- **Instructions to follow**
Leaving out the pictures, please retype each record exactly.

- **Data excerpts**
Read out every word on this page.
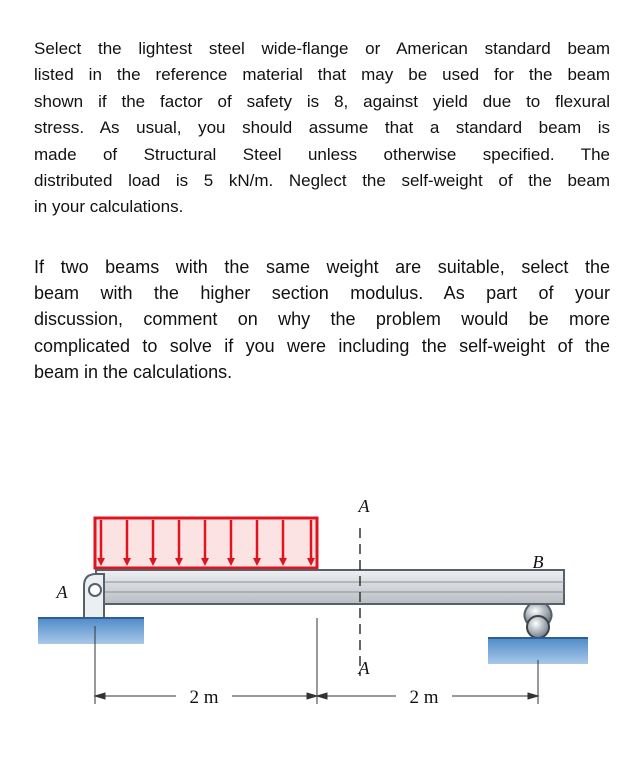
Select the lightest steel wide-flange or American standard beam
listed in the reference material that may be used for the beam
shown if the factor of safety is 8, against yield due to flexural
stress. As usual, you should assume that a standard beam is
made of Structural Steel unless otherwise specified. The
distributed load is 5 kN/m. Neglect the self-weight of the beam
in your calculations.
If two beams with the same weight are suitable, select the
beam with the higher section modulus. As part of your
discussion, comment on why the problem would be more
complicated to solve if you were including the self-weight of the
beam in the calculations.
A
A
A
B
2 m	2 m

- **Response to this exercise**
Read out every word on this page.
Select the lightest steel wide-flange or American standard beam
listed in the reference material that may be used for the beam
shown if the factor of safety is 8, against yield due to flexural
stress. As usual, you should assume that a standard beam is
made of Structural Steel unless otherwise specified. The
distributed load is 5 kN/m. Neglect the self-weight of the beam
in your calculations.
If two beams with the same weight are suitable, select the
beam with the higher section modulus. As part of your
discussion, comment on why the problem would be more
complicated to solve if you were including the self-weight of the
beam in the calculations.
A
A
A
B
2 m	2 m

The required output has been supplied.